Stored entries:
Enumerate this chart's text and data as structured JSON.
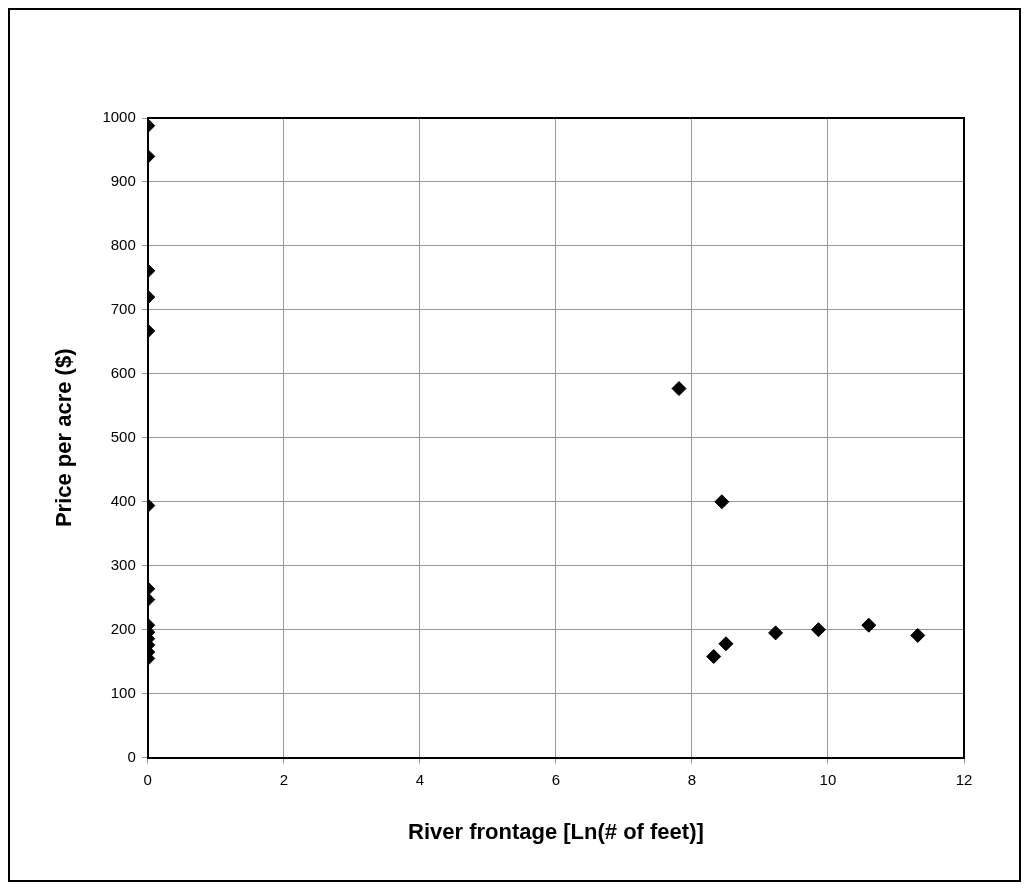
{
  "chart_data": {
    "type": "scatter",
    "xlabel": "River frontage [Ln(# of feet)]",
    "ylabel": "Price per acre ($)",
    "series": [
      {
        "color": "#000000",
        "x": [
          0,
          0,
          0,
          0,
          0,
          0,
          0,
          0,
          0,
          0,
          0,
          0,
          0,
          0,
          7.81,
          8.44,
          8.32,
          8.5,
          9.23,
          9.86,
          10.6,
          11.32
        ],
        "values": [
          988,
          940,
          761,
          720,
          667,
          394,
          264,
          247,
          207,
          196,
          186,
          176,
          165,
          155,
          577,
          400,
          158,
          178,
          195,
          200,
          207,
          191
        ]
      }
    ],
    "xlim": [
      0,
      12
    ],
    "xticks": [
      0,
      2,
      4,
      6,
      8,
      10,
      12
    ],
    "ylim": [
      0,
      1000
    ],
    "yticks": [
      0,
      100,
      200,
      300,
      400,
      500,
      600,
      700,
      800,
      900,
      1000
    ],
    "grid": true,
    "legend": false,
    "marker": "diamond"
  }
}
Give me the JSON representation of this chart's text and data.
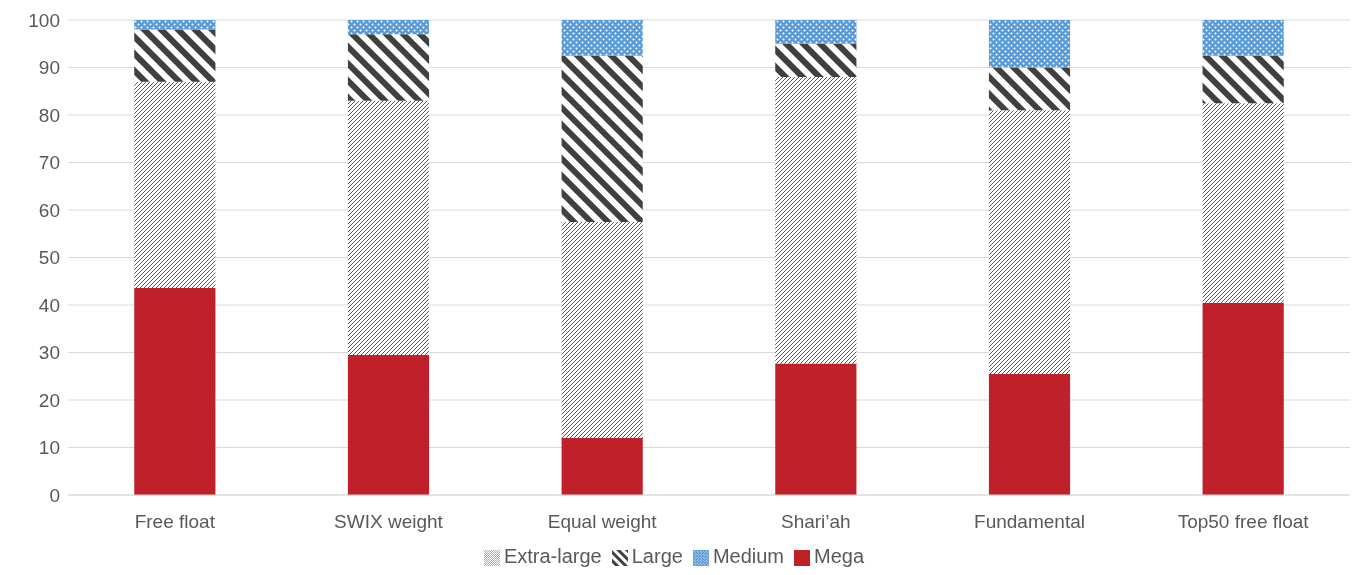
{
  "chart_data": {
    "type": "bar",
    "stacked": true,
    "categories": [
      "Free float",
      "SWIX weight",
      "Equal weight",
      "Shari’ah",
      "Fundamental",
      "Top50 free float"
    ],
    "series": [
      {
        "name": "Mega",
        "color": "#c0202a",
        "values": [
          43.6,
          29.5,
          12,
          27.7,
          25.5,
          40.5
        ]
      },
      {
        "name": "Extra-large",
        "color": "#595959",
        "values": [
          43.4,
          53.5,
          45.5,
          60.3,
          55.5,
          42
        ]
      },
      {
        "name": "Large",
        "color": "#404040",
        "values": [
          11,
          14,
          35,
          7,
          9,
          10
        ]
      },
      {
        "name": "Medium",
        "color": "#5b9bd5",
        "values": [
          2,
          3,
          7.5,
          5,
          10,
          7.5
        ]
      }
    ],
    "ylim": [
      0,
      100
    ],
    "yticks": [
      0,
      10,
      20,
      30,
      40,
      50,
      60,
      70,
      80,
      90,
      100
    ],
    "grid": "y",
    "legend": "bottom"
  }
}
...
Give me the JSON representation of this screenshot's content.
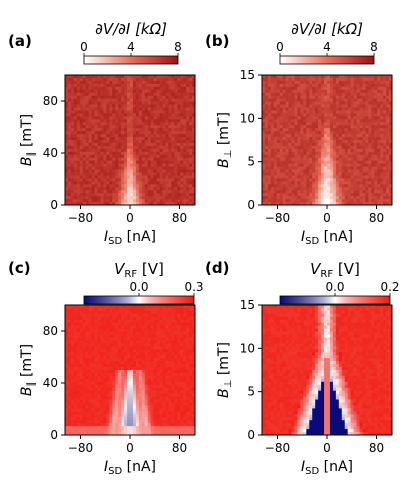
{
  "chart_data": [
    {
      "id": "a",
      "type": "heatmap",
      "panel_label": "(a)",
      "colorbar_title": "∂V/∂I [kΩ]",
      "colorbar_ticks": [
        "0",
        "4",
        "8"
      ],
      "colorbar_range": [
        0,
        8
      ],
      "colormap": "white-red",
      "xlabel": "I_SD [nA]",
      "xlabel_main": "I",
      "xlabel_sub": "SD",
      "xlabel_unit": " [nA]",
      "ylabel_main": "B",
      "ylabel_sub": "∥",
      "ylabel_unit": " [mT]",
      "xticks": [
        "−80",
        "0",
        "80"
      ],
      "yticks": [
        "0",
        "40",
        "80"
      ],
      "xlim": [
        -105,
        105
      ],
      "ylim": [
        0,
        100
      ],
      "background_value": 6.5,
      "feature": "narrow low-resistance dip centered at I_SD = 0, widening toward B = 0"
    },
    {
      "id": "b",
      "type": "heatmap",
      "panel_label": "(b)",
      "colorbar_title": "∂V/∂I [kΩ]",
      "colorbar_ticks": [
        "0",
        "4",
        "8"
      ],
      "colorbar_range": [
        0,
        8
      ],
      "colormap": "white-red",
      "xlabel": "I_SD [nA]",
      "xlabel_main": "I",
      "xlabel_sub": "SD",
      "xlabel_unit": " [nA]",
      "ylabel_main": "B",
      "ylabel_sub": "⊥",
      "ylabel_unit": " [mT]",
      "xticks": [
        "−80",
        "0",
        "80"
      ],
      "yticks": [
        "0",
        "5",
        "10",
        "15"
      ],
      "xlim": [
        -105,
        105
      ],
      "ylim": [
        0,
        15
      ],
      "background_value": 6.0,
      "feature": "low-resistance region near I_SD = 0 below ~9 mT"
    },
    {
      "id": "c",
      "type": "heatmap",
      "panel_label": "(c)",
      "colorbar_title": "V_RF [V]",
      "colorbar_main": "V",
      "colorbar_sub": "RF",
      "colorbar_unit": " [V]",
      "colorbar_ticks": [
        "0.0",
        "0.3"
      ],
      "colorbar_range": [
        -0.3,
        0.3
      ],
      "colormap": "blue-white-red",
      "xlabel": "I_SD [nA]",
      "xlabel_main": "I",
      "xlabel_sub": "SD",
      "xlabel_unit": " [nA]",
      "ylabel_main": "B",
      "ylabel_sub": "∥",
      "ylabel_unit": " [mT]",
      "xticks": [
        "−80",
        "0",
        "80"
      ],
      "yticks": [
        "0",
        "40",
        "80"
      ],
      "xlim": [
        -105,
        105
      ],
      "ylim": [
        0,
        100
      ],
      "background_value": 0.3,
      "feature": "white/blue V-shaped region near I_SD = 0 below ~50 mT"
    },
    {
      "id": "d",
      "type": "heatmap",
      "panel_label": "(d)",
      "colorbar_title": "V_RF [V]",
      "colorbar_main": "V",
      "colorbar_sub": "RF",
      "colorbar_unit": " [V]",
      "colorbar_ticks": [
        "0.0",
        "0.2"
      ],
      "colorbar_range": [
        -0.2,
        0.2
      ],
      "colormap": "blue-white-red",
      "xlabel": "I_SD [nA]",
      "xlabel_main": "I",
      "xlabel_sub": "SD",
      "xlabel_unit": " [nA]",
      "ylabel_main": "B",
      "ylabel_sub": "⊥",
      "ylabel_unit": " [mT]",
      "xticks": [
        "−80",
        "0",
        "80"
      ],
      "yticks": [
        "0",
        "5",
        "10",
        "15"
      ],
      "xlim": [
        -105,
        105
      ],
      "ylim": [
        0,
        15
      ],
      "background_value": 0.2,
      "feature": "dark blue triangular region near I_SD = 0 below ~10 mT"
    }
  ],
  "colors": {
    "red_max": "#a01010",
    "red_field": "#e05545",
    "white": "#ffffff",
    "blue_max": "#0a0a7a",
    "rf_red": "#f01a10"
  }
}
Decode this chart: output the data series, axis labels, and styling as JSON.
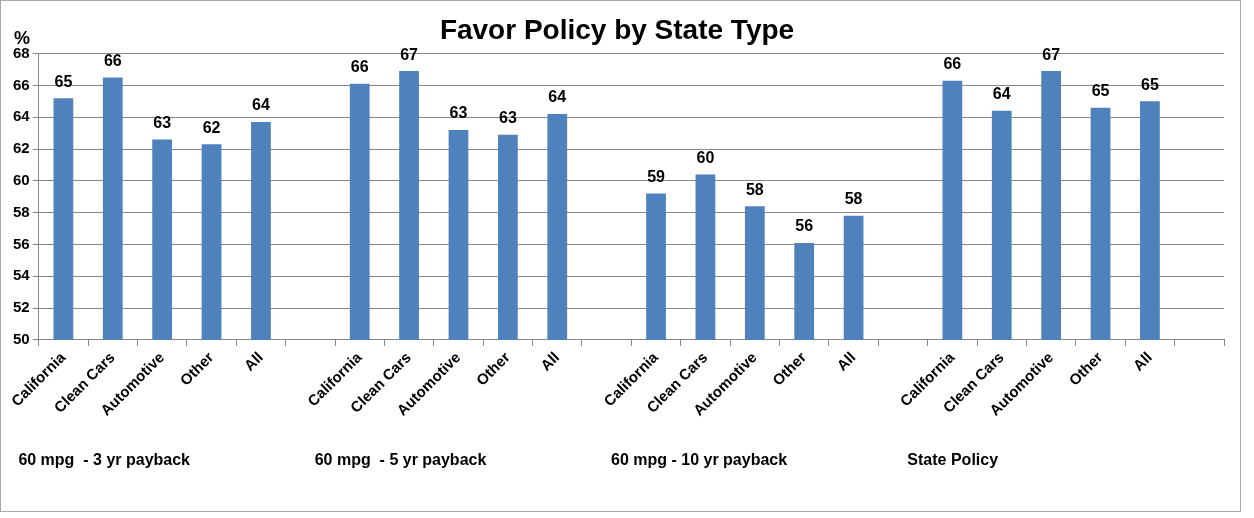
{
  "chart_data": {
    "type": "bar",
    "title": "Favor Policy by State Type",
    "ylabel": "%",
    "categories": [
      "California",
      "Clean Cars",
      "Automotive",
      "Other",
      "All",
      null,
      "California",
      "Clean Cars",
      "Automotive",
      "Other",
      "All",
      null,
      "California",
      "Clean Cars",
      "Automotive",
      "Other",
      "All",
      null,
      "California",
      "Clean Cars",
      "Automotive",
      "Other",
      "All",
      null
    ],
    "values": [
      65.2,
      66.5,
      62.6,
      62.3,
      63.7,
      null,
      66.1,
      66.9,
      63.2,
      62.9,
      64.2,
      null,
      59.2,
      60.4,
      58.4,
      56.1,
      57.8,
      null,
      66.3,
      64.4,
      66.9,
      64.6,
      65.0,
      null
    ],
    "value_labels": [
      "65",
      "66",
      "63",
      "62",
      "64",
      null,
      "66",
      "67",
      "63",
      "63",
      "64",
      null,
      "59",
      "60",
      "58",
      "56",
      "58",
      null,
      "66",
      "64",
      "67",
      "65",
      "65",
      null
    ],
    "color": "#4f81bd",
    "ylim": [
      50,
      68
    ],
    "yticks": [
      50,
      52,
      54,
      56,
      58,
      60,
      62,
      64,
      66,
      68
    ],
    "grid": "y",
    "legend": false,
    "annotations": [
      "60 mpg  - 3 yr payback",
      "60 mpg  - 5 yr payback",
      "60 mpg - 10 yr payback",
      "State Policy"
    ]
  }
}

* _WORK TO BE COMPLETED_: Looking at the data above, show all lines where the word "resistance" occurs.

* _RESULT OF THE EXERCISE_:
      "feature": "narrow low-resistance dip centered at I_SD = 0, widening toward B = 0"
      "feature": "low-resistance region near I_SD = 0 below ~9 mT"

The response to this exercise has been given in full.